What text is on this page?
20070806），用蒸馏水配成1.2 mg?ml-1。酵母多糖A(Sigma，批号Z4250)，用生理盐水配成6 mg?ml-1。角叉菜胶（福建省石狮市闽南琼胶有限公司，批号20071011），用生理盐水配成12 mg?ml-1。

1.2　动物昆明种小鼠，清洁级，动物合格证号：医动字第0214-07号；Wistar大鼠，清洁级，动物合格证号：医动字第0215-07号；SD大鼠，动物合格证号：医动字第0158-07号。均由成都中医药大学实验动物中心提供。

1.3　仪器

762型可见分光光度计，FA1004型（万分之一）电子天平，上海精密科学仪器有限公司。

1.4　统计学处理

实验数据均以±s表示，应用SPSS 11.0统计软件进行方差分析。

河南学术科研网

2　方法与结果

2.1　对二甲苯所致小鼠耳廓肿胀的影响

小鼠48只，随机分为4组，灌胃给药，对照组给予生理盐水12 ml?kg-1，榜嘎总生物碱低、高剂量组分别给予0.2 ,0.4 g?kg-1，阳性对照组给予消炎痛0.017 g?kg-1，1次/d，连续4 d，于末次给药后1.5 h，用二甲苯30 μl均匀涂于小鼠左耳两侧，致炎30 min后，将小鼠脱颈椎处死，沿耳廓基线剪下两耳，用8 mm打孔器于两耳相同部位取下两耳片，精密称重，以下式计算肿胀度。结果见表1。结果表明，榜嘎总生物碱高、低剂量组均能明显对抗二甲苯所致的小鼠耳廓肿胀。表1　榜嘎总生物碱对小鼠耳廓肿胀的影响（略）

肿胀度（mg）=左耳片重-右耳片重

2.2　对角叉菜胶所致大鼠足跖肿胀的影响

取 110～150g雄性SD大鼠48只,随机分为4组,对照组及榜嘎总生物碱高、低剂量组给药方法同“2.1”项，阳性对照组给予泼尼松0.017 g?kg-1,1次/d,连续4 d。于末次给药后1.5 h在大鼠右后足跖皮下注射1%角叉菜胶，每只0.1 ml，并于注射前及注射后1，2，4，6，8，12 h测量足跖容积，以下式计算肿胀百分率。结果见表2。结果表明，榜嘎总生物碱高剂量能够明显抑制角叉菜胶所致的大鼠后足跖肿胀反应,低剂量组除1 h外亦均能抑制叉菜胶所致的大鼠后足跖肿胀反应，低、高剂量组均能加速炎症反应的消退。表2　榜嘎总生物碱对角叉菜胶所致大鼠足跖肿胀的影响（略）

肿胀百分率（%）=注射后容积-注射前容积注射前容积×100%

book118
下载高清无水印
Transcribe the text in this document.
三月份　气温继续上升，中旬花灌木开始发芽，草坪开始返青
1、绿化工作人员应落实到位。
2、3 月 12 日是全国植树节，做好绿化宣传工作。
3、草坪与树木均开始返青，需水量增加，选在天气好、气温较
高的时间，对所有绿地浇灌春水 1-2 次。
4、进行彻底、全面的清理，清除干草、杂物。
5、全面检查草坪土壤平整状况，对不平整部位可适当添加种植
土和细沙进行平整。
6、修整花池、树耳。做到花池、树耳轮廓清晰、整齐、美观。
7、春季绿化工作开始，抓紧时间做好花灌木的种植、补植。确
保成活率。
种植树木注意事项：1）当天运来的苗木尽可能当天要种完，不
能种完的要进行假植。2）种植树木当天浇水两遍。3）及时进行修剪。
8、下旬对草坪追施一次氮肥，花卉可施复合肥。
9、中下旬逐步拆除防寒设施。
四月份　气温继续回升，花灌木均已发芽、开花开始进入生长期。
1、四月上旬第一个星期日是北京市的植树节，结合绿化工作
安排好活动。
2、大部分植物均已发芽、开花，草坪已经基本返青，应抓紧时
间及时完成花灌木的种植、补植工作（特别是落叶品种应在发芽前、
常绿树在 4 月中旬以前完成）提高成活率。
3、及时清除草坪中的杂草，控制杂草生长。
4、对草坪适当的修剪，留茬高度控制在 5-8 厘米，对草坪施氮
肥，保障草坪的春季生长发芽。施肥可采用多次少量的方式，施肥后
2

### WHAT YOU HAVE TO DO
Repeat the data exactly. Leave nothing out.

### THE RESPONSE
What text is on this page?
20070806），用蒸馏水配成1.2 mg?ml-1。酵母多糖A(Sigma，批号Z4250)，用生理盐水配成6 mg?ml-1。角叉菜胶（福建省石狮市闽南琼胶有限公司，批号20071011），用生理盐水配成12 mg?ml-1。

1.2　动物昆明种小鼠，清洁级，动物合格证号：医动字第0214-07号；Wistar大鼠，清洁级，动物合格证号：医动字第0215-07号；SD大鼠，动物合格证号：医动字第0158-07号。均由成都中医药大学实验动物中心提供。

1.3　仪器

762型可见分光光度计，FA1004型（万分之一）电子天平，上海精密科学仪器有限公司。

1.4　统计学处理

实验数据均以±s表示，应用SPSS 11.0统计软件进行方差分析。

河南学术科研网

2　方法与结果

2.1　对二甲苯所致小鼠耳廓肿胀的影响

小鼠48只，随机分为4组，灌胃给药，对照组给予生理盐水12 ml?kg-1，榜嘎总生物碱低、高剂量组分别给予0.2 ,0.4 g?kg-1，阳性对照组给予消炎痛0.017 g?kg-1，1次/d，连续4 d，于末次给药后1.5 h，用二甲苯30 μl均匀涂于小鼠左耳两侧，致炎30 min后，将小鼠脱颈椎处死，沿耳廓基线剪下两耳，用8 mm打孔器于两耳相同部位取下两耳片，精密称重，以下式计算肿胀度。结果见表1。结果表明，榜嘎总生物碱高、低剂量组均能明显对抗二甲苯所致的小鼠耳廓肿胀。表1　榜嘎总生物碱对小鼠耳廓肿胀的影响（略）

肿胀度（mg）=左耳片重-右耳片重

2.2　对角叉菜胶所致大鼠足跖肿胀的影响

取 110～150g雄性SD大鼠48只,随机分为4组,对照组及榜嘎总生物碱高、低剂量组给药方法同“2.1”项，阳性对照组给予泼尼松0.017 g?kg-1,1次/d,连续4 d。于末次给药后1.5 h在大鼠右后足跖皮下注射1%角叉菜胶，每只0.1 ml，并于注射前及注射后1，2，4，6，8，12 h测量足跖容积，以下式计算肿胀百分率。结果见表2。结果表明，榜嘎总生物碱高剂量能够明显抑制角叉菜胶所致的大鼠后足跖肿胀反应,低剂量组除1 h外亦均能抑制叉菜胶所致的大鼠后足跖肿胀反应，低、高剂量组均能加速炎症反应的消退。表2　榜嘎总生物碱对角叉菜胶所致大鼠足跖肿胀的影响（略）

肿胀百分率（%）=注射后容积-注射前容积注射前容积×100%

book118
下载高清无水印
Transcribe the text in this document.
三月份　气温继续上升，中旬花灌木开始发芽，草坪开始返青
1、绿化工作人员应落实到位。
2、3 月 12 日是全国植树节，做好绿化宣传工作。
3、草坪与树木均开始返青，需水量增加，选在天气好、气温较
高的时间，对所有绿地浇灌春水 1-2 次。
4、进行彻底、全面的清理，清除干草、杂物。
5、全面检查草坪土壤平整状况，对不平整部位可适当添加种植
土和细沙进行平整。
6、修整花池、树耳。做到花池、树耳轮廓清晰、整齐、美观。
7、春季绿化工作开始，抓紧时间做好花灌木的种植、补植。确
保成活率。
种植树木注意事项：1）当天运来的苗木尽可能当天要种完，不
能种完的要进行假植。2）种植树木当天浇水两遍。3）及时进行修剪。
8、下旬对草坪追施一次氮肥，花卉可施复合肥。
9、中下旬逐步拆除防寒设施。
四月份　气温继续回升，花灌木均已发芽、开花开始进入生长期。
1、四月上旬第一个星期日是北京市的植树节，结合绿化工作
安排好活动。
2、大部分植物均已发芽、开花，草坪已经基本返青，应抓紧时
间及时完成花灌木的种植、补植工作（特别是落叶品种应在发芽前、
常绿树在 4 月中旬以前完成）提高成活率。
3、及时清除草坪中的杂草，控制杂草生长。
4、对草坪适当的修剪，留茬高度控制在 5-8 厘米，对草坪施氮
肥，保障草坪的春季生长发芽。施肥可采用多次少量的方式，施肥后
2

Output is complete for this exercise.